Records about charts and figures
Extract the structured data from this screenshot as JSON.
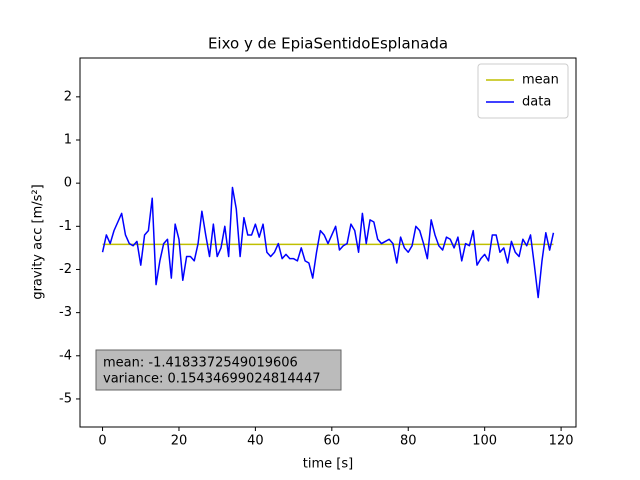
{
  "chart_data": {
    "type": "line",
    "title": "Eixo y de EpiaSentidoEsplanada",
    "xlabel": "time [s]",
    "ylabel": "gravity acc [m/s²]",
    "xlim": [
      -5.9,
      123.9
    ],
    "ylim": [
      -5.65,
      2.9
    ],
    "xticks": [
      0,
      20,
      40,
      60,
      80,
      100,
      120
    ],
    "yticks": [
      -5,
      -4,
      -3,
      -2,
      -1,
      0,
      1,
      2
    ],
    "legend": "upper right",
    "series": [
      {
        "name": "mean",
        "color": "#bfbf00",
        "x": [
          0,
          118
        ],
        "values": [
          -1.4183,
          -1.4183
        ]
      },
      {
        "name": "data",
        "color": "#0000ff",
        "x": [
          0,
          1,
          2,
          3,
          4,
          5,
          6,
          7,
          8,
          9,
          10,
          11,
          12,
          13,
          14,
          15,
          16,
          17,
          18,
          19,
          20,
          21,
          22,
          23,
          24,
          25,
          26,
          27,
          28,
          29,
          30,
          31,
          32,
          33,
          34,
          35,
          36,
          37,
          38,
          39,
          40,
          41,
          42,
          43,
          44,
          45,
          46,
          47,
          48,
          49,
          50,
          51,
          52,
          53,
          54,
          55,
          56,
          57,
          58,
          59,
          60,
          61,
          62,
          63,
          64,
          65,
          66,
          67,
          68,
          69,
          70,
          71,
          72,
          73,
          74,
          75,
          76,
          77,
          78,
          79,
          80,
          81,
          82,
          83,
          84,
          85,
          86,
          87,
          88,
          89,
          90,
          91,
          92,
          93,
          94,
          95,
          96,
          97,
          98,
          99,
          100,
          101,
          102,
          103,
          104,
          105,
          106,
          107,
          108,
          109,
          110,
          111,
          112,
          113,
          114,
          115,
          116,
          117,
          118
        ],
        "values": [
          -1.6,
          -1.2,
          -1.4,
          -1.1,
          -0.9,
          -0.7,
          -1.2,
          -1.4,
          -1.45,
          -1.35,
          -1.9,
          -1.2,
          -1.1,
          -0.35,
          -2.35,
          -1.8,
          -1.4,
          -1.3,
          -2.2,
          -0.95,
          -1.3,
          -2.25,
          -1.7,
          -1.7,
          -1.8,
          -1.4,
          -0.65,
          -1.2,
          -1.7,
          -0.95,
          -1.7,
          -1.5,
          -1.0,
          -1.7,
          -0.1,
          -0.6,
          -1.7,
          -0.8,
          -1.2,
          -1.2,
          -0.95,
          -1.25,
          -0.95,
          -1.6,
          -1.7,
          -1.6,
          -1.4,
          -1.75,
          -1.65,
          -1.75,
          -1.75,
          -1.8,
          -1.5,
          -1.8,
          -1.85,
          -2.2,
          -1.6,
          -1.1,
          -1.2,
          -1.4,
          -1.2,
          -1.0,
          -1.55,
          -1.45,
          -1.4,
          -0.95,
          -1.1,
          -1.6,
          -0.7,
          -1.4,
          -0.85,
          -0.9,
          -1.3,
          -1.4,
          -1.35,
          -1.3,
          -1.4,
          -1.85,
          -1.25,
          -1.5,
          -1.6,
          -1.45,
          -1.0,
          -1.1,
          -1.4,
          -1.75,
          -0.85,
          -1.2,
          -1.45,
          -1.55,
          -1.25,
          -1.3,
          -1.5,
          -1.25,
          -1.8,
          -1.4,
          -1.45,
          -1.1,
          -1.9,
          -1.75,
          -1.65,
          -1.8,
          -1.2,
          -1.2,
          -1.6,
          -1.5,
          -1.85,
          -1.35,
          -1.6,
          -1.7,
          -1.3,
          -1.45,
          -1.2,
          -1.9,
          -2.65,
          -1.8,
          -1.15,
          -1.55,
          -1.15
        ]
      }
    ],
    "annotation": [
      "mean: -1.4183372549019606",
      "variance: 0.15434699024814447"
    ]
  }
}
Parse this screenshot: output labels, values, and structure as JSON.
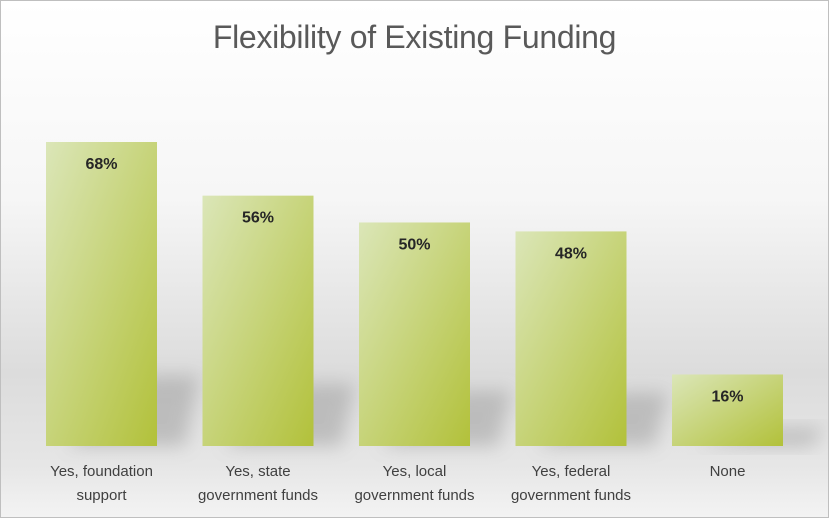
{
  "chart_data": {
    "type": "bar",
    "title": "Flexibility of Existing Funding",
    "categories": [
      [
        "Yes, foundation",
        "support"
      ],
      [
        "Yes, state",
        "government funds"
      ],
      [
        "Yes, local",
        "government funds"
      ],
      [
        "Yes, federal",
        "government funds"
      ],
      [
        "None"
      ]
    ],
    "values": [
      68,
      56,
      50,
      48,
      16
    ],
    "value_labels": [
      "68%",
      "56%",
      "50%",
      "48%",
      "16%"
    ],
    "ylim": [
      0,
      68
    ],
    "grid": false,
    "legend": "none",
    "colors": {
      "bar_light": "#dbe6b8",
      "bar_dark": "#b2c13a",
      "shadow": "#7a7a7a"
    }
  }
}
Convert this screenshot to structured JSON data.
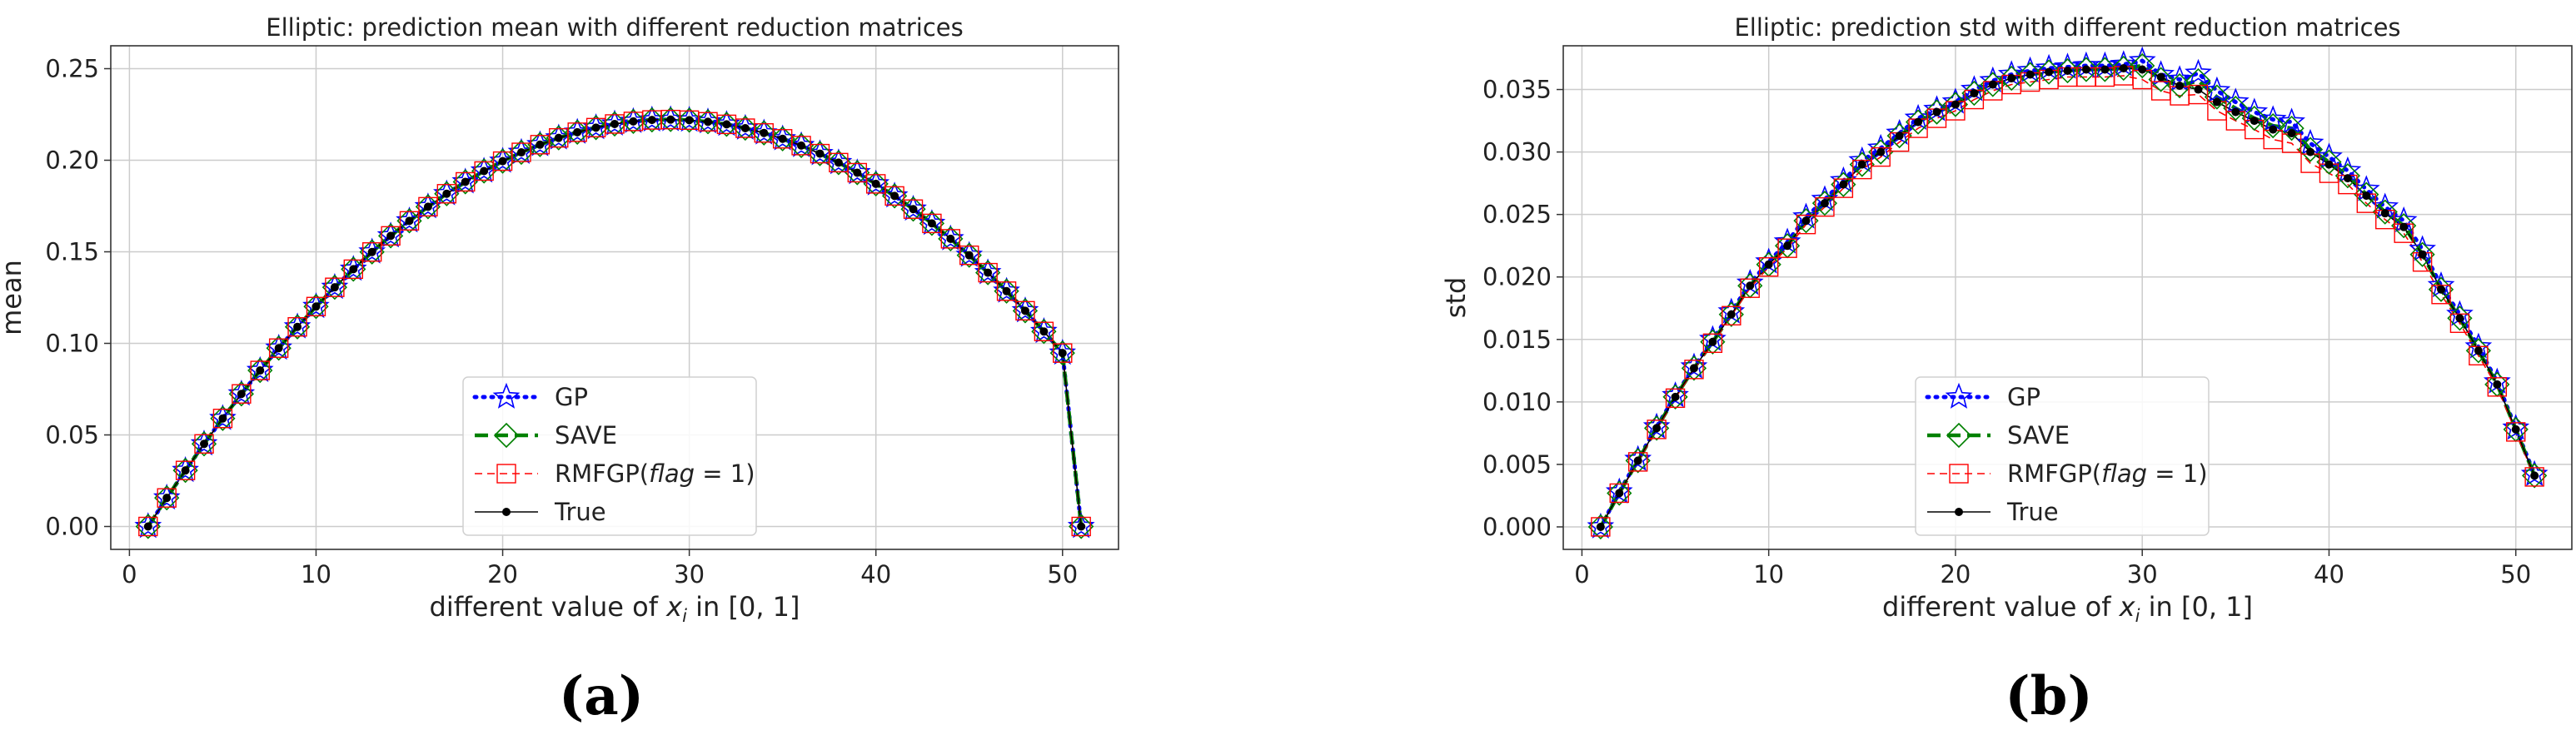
{
  "panels": [
    {
      "caption": "(a)"
    },
    {
      "caption": "(b)"
    }
  ],
  "legend": {
    "gp": "GP",
    "save": "SAVE",
    "rmfgp_prefix": "RMFGP(",
    "rmfgp_flag": "flag",
    "rmfgp_suffix": " = 1)",
    "true": "True"
  },
  "colors": {
    "gp": "#0000ff",
    "save": "#008000",
    "rmfgp": "#ff0000",
    "true": "#000000",
    "grid": "#cccccc",
    "axis": "#333333"
  },
  "chart_data": [
    {
      "type": "line",
      "title": "Elliptic: prediction mean with different reduction matrices",
      "xlabel_prefix": "different value of ",
      "xlabel_var": "x",
      "xlabel_sub": "i",
      "xlabel_suffix": " in [0, 1]",
      "ylabel": "mean",
      "xlim": [
        -1,
        53
      ],
      "ylim": [
        -0.0125,
        0.2625
      ],
      "xticks": [
        "0",
        "10",
        "20",
        "30",
        "40",
        "50"
      ],
      "yticks": [
        "0.00",
        "0.05",
        "0.10",
        "0.15",
        "0.20",
        "0.25"
      ],
      "grid": true,
      "legend_position": "lower center",
      "x": [
        1,
        2,
        3,
        4,
        5,
        6,
        7,
        8,
        9,
        10,
        11,
        12,
        13,
        14,
        15,
        16,
        17,
        18,
        19,
        20,
        21,
        22,
        23,
        24,
        25,
        26,
        27,
        28,
        29,
        30,
        31,
        32,
        33,
        34,
        35,
        36,
        37,
        38,
        39,
        40,
        41,
        42,
        43,
        44,
        45,
        46,
        47,
        48,
        49,
        50,
        51
      ],
      "series": [
        {
          "name": "GP",
          "values": [
            0.0,
            0.0156,
            0.0306,
            0.0451,
            0.059,
            0.0724,
            0.0852,
            0.0974,
            0.109,
            0.1201,
            0.1306,
            0.1405,
            0.1499,
            0.1587,
            0.1669,
            0.1746,
            0.1817,
            0.1882,
            0.1941,
            0.1995,
            0.2043,
            0.2085,
            0.2122,
            0.2153,
            0.2178,
            0.2198,
            0.2212,
            0.222,
            0.2222,
            0.2219,
            0.221,
            0.2196,
            0.2175,
            0.2149,
            0.2117,
            0.208,
            0.2036,
            0.1987,
            0.1932,
            0.1871,
            0.1805,
            0.1733,
            0.1655,
            0.1571,
            0.1481,
            0.1386,
            0.1285,
            0.1178,
            0.1065,
            0.0947,
            0.0
          ]
        },
        {
          "name": "SAVE",
          "values": [
            0.0,
            0.0156,
            0.0306,
            0.0451,
            0.059,
            0.0724,
            0.0852,
            0.0974,
            0.109,
            0.1201,
            0.1306,
            0.1405,
            0.1499,
            0.1587,
            0.1669,
            0.1746,
            0.1817,
            0.1882,
            0.1941,
            0.1995,
            0.2043,
            0.2085,
            0.2122,
            0.2153,
            0.2178,
            0.2198,
            0.2212,
            0.222,
            0.2222,
            0.2219,
            0.221,
            0.2196,
            0.2175,
            0.2149,
            0.2117,
            0.208,
            0.2036,
            0.1987,
            0.1932,
            0.1871,
            0.1805,
            0.1733,
            0.1655,
            0.1571,
            0.1481,
            0.1386,
            0.1285,
            0.1178,
            0.1065,
            0.0947,
            0.0
          ]
        },
        {
          "name": "RMFGP(flag = 1)",
          "values": [
            0.0,
            0.0156,
            0.0306,
            0.0451,
            0.059,
            0.0724,
            0.0852,
            0.0974,
            0.109,
            0.1201,
            0.1306,
            0.1405,
            0.1499,
            0.1587,
            0.1669,
            0.1746,
            0.1817,
            0.1882,
            0.1941,
            0.1995,
            0.2043,
            0.2085,
            0.2122,
            0.2153,
            0.2178,
            0.2198,
            0.2212,
            0.222,
            0.2222,
            0.2219,
            0.221,
            0.2196,
            0.2175,
            0.2149,
            0.2117,
            0.208,
            0.2036,
            0.1987,
            0.1932,
            0.1871,
            0.1805,
            0.1733,
            0.1655,
            0.1571,
            0.1481,
            0.1386,
            0.1285,
            0.1178,
            0.1065,
            0.0947,
            0.0
          ]
        },
        {
          "name": "True",
          "values": [
            0.0,
            0.0156,
            0.0306,
            0.0451,
            0.059,
            0.0724,
            0.0852,
            0.0974,
            0.109,
            0.1201,
            0.1306,
            0.1405,
            0.1499,
            0.1587,
            0.1669,
            0.1746,
            0.1817,
            0.1882,
            0.1941,
            0.1995,
            0.2043,
            0.2085,
            0.2122,
            0.2153,
            0.2178,
            0.2198,
            0.2212,
            0.222,
            0.2222,
            0.2219,
            0.221,
            0.2196,
            0.2175,
            0.2149,
            0.2117,
            0.208,
            0.2036,
            0.1987,
            0.1932,
            0.1871,
            0.1805,
            0.1733,
            0.1655,
            0.1571,
            0.1481,
            0.1386,
            0.1285,
            0.1178,
            0.1065,
            0.0947,
            0.0
          ]
        }
      ]
    },
    {
      "type": "line",
      "title": "Elliptic: prediction std with different reduction matrices",
      "xlabel_prefix": "different value of ",
      "xlabel_var": "x",
      "xlabel_sub": "i",
      "xlabel_suffix": " in [0, 1]",
      "ylabel": "std",
      "xlim": [
        -1,
        53
      ],
      "ylim": [
        -0.0018,
        0.0385
      ],
      "xticks": [
        "0",
        "10",
        "20",
        "30",
        "40",
        "50"
      ],
      "yticks": [
        "0.000",
        "0.005",
        "0.010",
        "0.015",
        "0.020",
        "0.025",
        "0.030",
        "0.035"
      ],
      "grid": true,
      "legend_position": "lower center",
      "x": [
        1,
        2,
        3,
        4,
        5,
        6,
        7,
        8,
        9,
        10,
        11,
        12,
        13,
        14,
        15,
        16,
        17,
        18,
        19,
        20,
        21,
        22,
        23,
        24,
        25,
        26,
        27,
        28,
        29,
        30,
        31,
        32,
        33,
        34,
        35,
        36,
        37,
        38,
        39,
        40,
        41,
        42,
        43,
        44,
        45,
        46,
        47,
        48,
        49,
        50,
        51
      ],
      "series": [
        {
          "name": "GP",
          "values": [
            0.0,
            0.0028,
            0.0054,
            0.008,
            0.0105,
            0.0128,
            0.015,
            0.0172,
            0.0195,
            0.0212,
            0.0228,
            0.0248,
            0.0262,
            0.0277,
            0.0293,
            0.0303,
            0.0315,
            0.0327,
            0.0334,
            0.034,
            0.035,
            0.0357,
            0.0362,
            0.0365,
            0.0367,
            0.0368,
            0.0369,
            0.0369,
            0.037,
            0.0373,
            0.0362,
            0.0358,
            0.0363,
            0.0349,
            0.034,
            0.0332,
            0.0326,
            0.0324,
            0.0307,
            0.0296,
            0.0285,
            0.027,
            0.0256,
            0.0245,
            0.0222,
            0.0193,
            0.017,
            0.0144,
            0.0116,
            0.0079,
            0.0042
          ]
        },
        {
          "name": "SAVE",
          "values": [
            0.0,
            0.0027,
            0.0053,
            0.0079,
            0.0104,
            0.0127,
            0.0148,
            0.017,
            0.0193,
            0.021,
            0.0225,
            0.0245,
            0.0259,
            0.0274,
            0.029,
            0.03,
            0.0313,
            0.0324,
            0.0332,
            0.0338,
            0.0347,
            0.0354,
            0.0359,
            0.0362,
            0.0364,
            0.0365,
            0.0366,
            0.0366,
            0.0367,
            0.0369,
            0.0358,
            0.0353,
            0.0357,
            0.0344,
            0.0335,
            0.0327,
            0.0321,
            0.0319,
            0.0302,
            0.0292,
            0.0281,
            0.0266,
            0.0252,
            0.0241,
            0.0218,
            0.019,
            0.0167,
            0.0141,
            0.0114,
            0.0078,
            0.0041
          ]
        },
        {
          "name": "RMFGP(flag = 1)",
          "values": [
            0.0,
            0.0027,
            0.0052,
            0.0078,
            0.0103,
            0.0126,
            0.0147,
            0.0169,
            0.0191,
            0.0208,
            0.0223,
            0.0242,
            0.0256,
            0.0271,
            0.0286,
            0.0296,
            0.0308,
            0.0319,
            0.0327,
            0.0333,
            0.0342,
            0.0349,
            0.0354,
            0.0356,
            0.0358,
            0.036,
            0.036,
            0.036,
            0.0361,
            0.0358,
            0.0349,
            0.0345,
            0.0346,
            0.0333,
            0.0325,
            0.0318,
            0.031,
            0.0307,
            0.0291,
            0.0283,
            0.0274,
            0.0259,
            0.0246,
            0.0235,
            0.0212,
            0.0186,
            0.0163,
            0.0137,
            0.0112,
            0.0076,
            0.004
          ]
        },
        {
          "name": "True",
          "values": [
            0.0,
            0.0027,
            0.0053,
            0.0079,
            0.0104,
            0.0127,
            0.0148,
            0.017,
            0.0193,
            0.021,
            0.0225,
            0.0245,
            0.0259,
            0.0274,
            0.029,
            0.03,
            0.0313,
            0.0324,
            0.0332,
            0.0338,
            0.0347,
            0.0354,
            0.0359,
            0.0362,
            0.0364,
            0.0365,
            0.0366,
            0.0366,
            0.0367,
            0.0366,
            0.036,
            0.0353,
            0.035,
            0.034,
            0.0332,
            0.0325,
            0.0318,
            0.0315,
            0.03,
            0.029,
            0.0279,
            0.0265,
            0.0251,
            0.024,
            0.0218,
            0.019,
            0.0167,
            0.0141,
            0.0114,
            0.0078,
            0.0041
          ]
        }
      ]
    }
  ]
}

▶ **YOUR OBJECTIVE**
Show every line where the string "mean" appears.

▶ **THE RESPONSE**
        "name": "mean",
      "mean: -1.4183372549019606",
      "title": "Elliptic: prediction mean with different reduction matrices",
      "ylabel": "mean",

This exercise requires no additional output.